### EXERCISE
Check the listing below for lines with the word "this" and say how many there are, with nothing but the number.

═══ RECORDS SHOWN

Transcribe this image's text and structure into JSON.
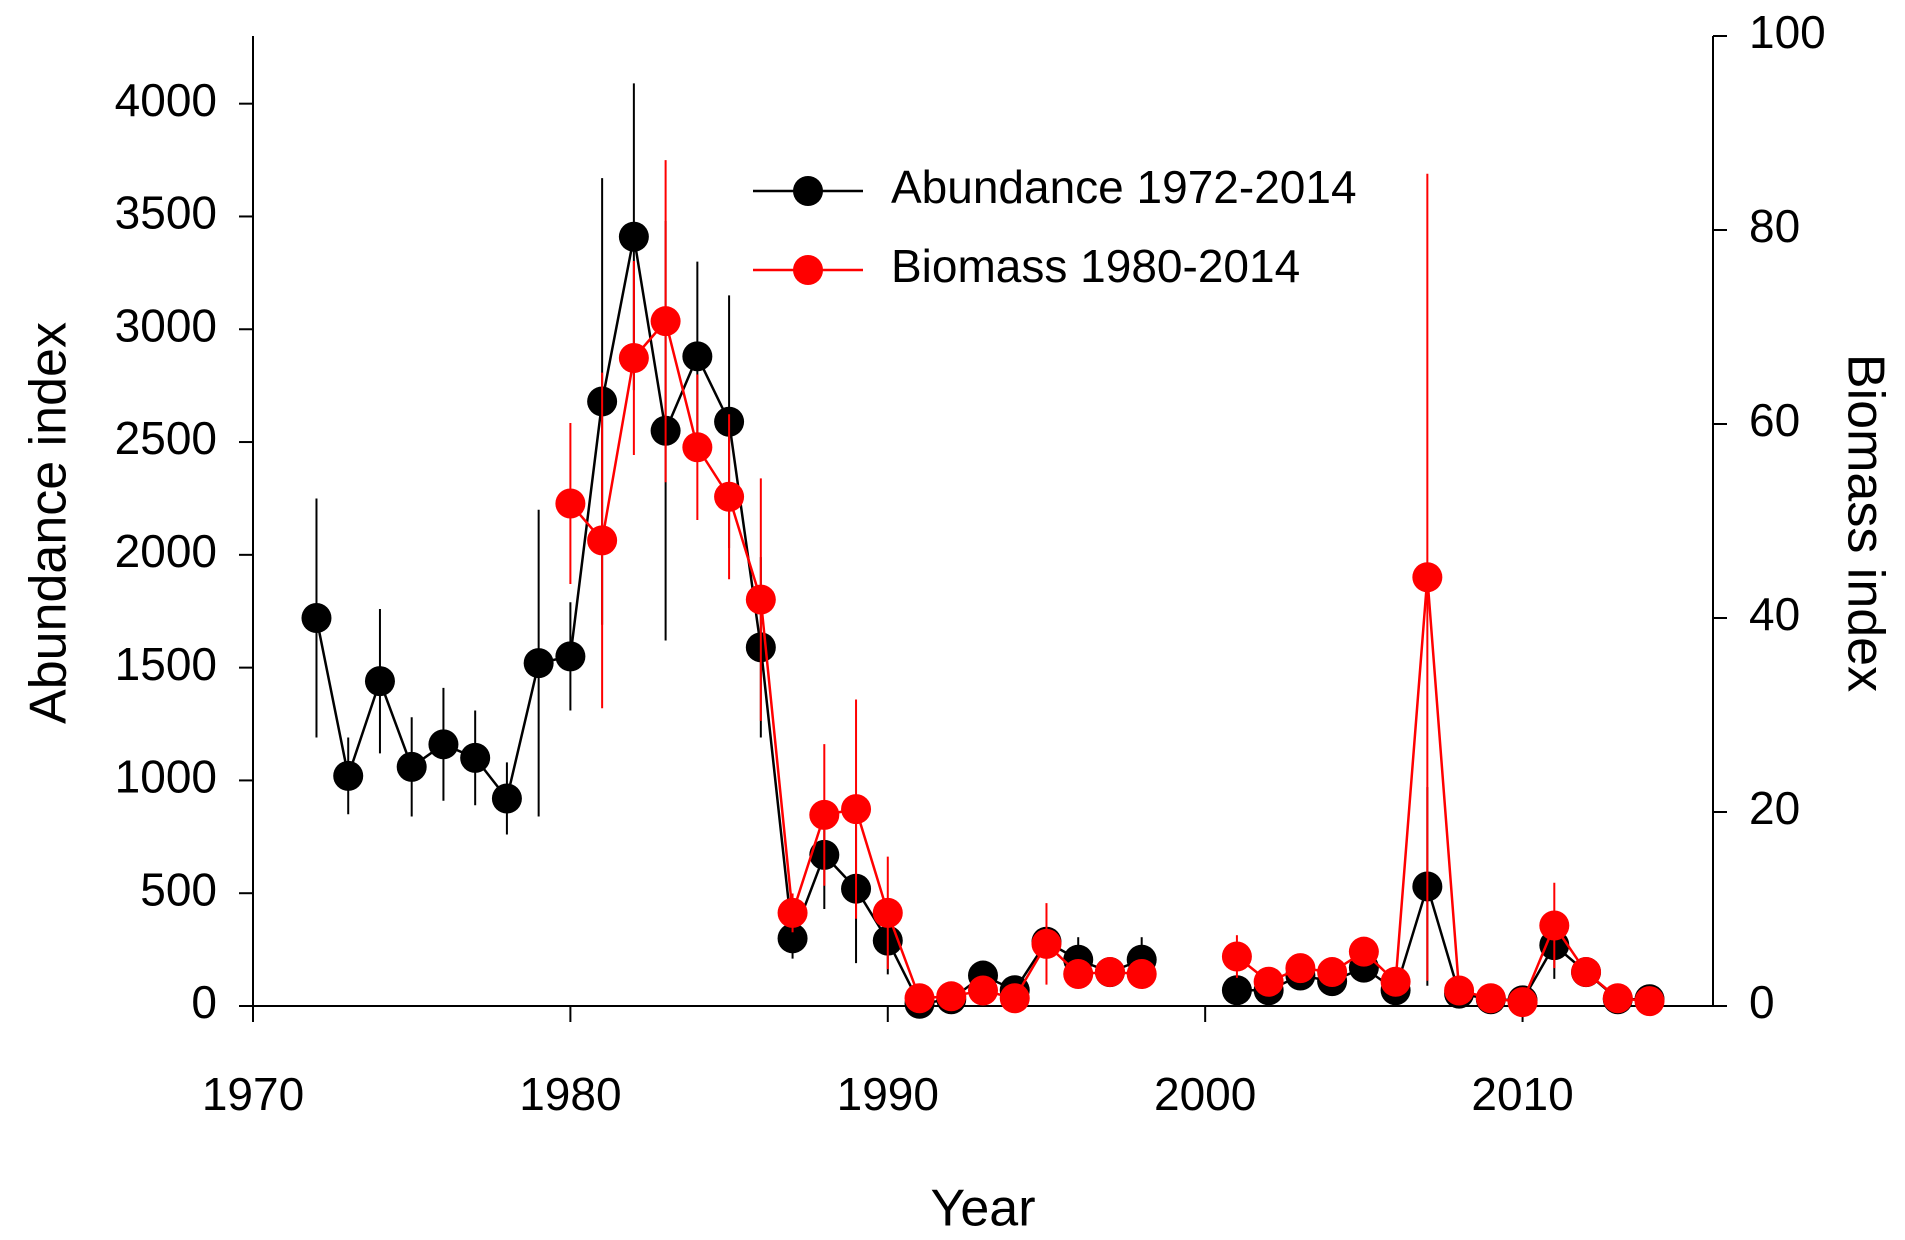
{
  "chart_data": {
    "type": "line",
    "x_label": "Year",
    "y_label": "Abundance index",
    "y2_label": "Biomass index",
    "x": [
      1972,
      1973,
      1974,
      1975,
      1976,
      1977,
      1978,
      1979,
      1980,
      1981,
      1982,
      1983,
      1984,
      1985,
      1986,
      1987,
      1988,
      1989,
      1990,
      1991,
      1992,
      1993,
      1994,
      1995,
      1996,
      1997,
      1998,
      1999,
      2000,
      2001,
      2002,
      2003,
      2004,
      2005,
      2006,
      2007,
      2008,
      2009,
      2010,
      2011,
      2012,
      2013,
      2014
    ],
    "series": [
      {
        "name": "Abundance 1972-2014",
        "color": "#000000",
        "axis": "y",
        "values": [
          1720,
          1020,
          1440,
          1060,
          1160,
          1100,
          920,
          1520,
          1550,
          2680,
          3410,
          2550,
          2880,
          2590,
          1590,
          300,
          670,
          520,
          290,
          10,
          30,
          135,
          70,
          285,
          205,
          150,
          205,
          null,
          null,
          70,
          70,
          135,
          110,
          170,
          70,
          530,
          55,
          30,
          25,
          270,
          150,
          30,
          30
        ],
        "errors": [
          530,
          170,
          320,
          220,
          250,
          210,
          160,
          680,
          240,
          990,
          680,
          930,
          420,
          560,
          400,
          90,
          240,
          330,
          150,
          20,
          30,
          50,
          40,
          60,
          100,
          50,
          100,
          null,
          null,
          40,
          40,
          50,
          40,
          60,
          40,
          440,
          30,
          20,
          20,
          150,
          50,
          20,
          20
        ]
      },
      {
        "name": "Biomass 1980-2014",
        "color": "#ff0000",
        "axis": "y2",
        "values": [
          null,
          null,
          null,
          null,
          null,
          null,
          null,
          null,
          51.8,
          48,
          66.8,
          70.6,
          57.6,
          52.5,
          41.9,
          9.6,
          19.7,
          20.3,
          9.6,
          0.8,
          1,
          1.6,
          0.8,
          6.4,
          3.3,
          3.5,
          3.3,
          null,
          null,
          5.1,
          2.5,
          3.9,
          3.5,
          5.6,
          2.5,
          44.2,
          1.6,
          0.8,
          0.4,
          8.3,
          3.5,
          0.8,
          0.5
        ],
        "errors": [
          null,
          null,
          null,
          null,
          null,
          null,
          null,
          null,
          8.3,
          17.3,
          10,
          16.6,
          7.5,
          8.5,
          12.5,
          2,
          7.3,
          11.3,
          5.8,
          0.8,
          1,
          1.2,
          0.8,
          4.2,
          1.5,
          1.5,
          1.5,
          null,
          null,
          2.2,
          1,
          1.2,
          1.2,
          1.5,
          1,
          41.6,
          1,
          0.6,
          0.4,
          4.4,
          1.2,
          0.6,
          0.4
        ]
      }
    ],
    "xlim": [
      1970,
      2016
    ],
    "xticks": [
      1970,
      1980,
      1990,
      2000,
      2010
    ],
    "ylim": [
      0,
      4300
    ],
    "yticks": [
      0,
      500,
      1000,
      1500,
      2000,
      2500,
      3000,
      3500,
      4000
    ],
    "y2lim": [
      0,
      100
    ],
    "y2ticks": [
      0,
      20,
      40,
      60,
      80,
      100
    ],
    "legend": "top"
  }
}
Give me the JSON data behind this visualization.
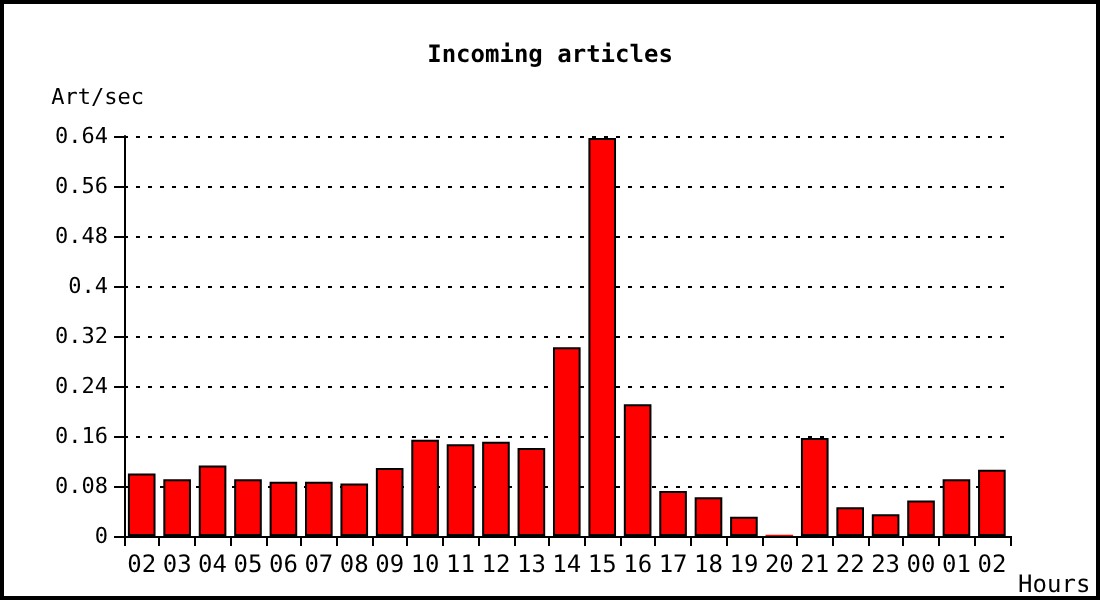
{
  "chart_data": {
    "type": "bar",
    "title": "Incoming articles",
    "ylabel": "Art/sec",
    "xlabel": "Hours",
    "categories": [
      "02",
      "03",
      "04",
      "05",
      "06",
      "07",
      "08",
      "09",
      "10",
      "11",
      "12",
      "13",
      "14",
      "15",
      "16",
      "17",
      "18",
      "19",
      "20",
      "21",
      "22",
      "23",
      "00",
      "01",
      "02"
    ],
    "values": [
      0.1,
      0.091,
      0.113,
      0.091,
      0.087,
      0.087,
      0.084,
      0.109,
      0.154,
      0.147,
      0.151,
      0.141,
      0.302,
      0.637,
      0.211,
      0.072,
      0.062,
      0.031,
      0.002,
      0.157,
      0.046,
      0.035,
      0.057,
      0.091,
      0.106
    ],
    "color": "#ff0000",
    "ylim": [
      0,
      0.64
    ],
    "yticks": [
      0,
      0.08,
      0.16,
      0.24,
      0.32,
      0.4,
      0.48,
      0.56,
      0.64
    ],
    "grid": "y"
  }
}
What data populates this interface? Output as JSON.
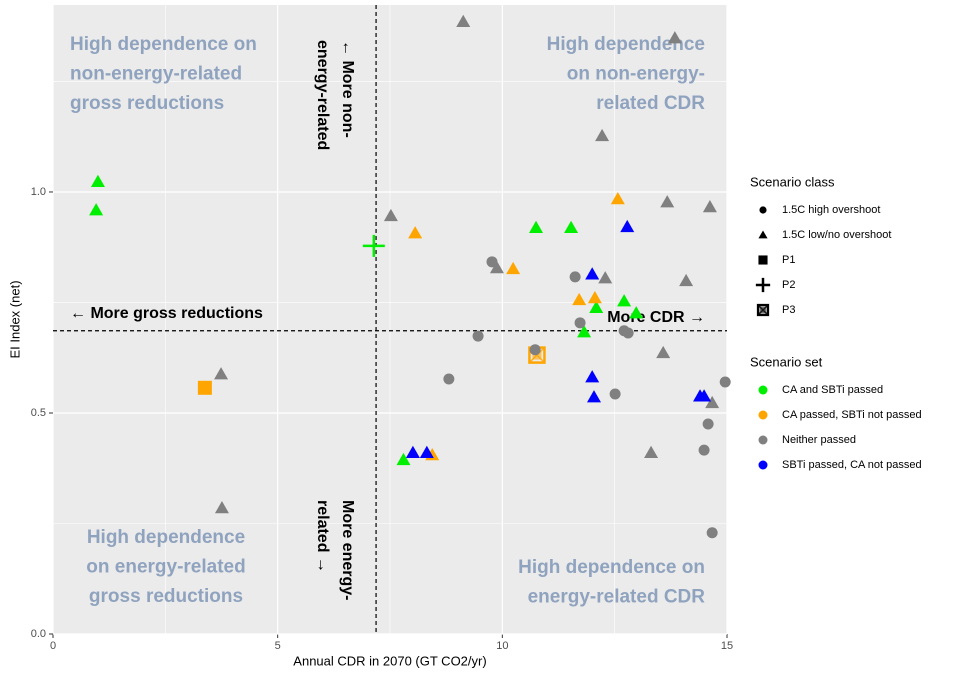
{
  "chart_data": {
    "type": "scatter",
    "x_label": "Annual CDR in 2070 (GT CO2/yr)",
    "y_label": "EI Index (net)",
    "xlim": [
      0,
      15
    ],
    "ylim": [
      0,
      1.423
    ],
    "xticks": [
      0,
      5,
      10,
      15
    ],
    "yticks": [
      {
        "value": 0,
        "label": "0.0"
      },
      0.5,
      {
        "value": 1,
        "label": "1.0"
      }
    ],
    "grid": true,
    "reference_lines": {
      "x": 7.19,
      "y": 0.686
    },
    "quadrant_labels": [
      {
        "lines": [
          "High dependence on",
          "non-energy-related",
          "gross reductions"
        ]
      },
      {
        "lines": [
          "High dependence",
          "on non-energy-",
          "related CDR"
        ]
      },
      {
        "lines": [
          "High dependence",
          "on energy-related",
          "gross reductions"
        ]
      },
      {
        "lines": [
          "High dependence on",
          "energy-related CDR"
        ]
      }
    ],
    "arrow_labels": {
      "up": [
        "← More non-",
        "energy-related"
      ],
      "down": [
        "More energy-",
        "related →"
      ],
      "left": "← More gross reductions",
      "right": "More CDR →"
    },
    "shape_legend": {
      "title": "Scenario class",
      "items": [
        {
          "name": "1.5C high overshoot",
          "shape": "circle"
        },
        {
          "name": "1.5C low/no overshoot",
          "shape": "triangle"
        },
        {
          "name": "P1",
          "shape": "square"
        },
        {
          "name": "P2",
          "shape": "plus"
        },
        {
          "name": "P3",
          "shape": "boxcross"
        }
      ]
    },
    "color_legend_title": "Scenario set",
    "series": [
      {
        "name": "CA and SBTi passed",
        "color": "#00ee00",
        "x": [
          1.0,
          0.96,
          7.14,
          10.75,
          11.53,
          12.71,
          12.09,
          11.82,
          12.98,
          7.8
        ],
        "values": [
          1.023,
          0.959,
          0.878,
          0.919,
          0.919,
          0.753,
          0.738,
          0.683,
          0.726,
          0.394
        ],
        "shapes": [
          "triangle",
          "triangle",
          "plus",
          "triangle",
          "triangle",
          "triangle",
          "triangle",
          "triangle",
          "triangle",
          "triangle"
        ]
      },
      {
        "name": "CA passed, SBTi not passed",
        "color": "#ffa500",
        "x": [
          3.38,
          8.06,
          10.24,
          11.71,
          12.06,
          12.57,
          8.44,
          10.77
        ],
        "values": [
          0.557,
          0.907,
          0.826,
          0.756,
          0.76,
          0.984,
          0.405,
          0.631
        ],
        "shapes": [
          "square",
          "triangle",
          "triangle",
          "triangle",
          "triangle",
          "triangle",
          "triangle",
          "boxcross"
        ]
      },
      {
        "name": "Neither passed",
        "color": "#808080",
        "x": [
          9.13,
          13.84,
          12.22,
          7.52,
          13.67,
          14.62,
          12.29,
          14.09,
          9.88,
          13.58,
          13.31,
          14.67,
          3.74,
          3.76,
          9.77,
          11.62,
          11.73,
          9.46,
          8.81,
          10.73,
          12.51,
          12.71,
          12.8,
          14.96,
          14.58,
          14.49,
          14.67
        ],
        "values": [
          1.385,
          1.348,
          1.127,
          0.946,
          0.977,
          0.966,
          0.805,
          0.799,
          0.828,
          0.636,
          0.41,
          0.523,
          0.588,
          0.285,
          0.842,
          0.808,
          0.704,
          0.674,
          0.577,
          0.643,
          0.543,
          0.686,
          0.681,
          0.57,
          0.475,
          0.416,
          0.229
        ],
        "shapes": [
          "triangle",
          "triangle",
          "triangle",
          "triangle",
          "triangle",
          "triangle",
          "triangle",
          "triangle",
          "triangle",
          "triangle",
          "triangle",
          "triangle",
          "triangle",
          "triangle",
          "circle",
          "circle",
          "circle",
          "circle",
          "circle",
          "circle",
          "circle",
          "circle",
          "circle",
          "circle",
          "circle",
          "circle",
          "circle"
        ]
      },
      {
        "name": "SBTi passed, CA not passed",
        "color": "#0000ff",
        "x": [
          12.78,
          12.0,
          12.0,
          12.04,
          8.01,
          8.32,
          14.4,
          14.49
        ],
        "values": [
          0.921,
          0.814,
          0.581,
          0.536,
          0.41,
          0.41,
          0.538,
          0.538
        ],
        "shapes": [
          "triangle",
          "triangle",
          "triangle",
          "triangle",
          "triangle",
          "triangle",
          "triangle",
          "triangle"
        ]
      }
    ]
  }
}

══════

### REPLY TO THE EXERCISE
3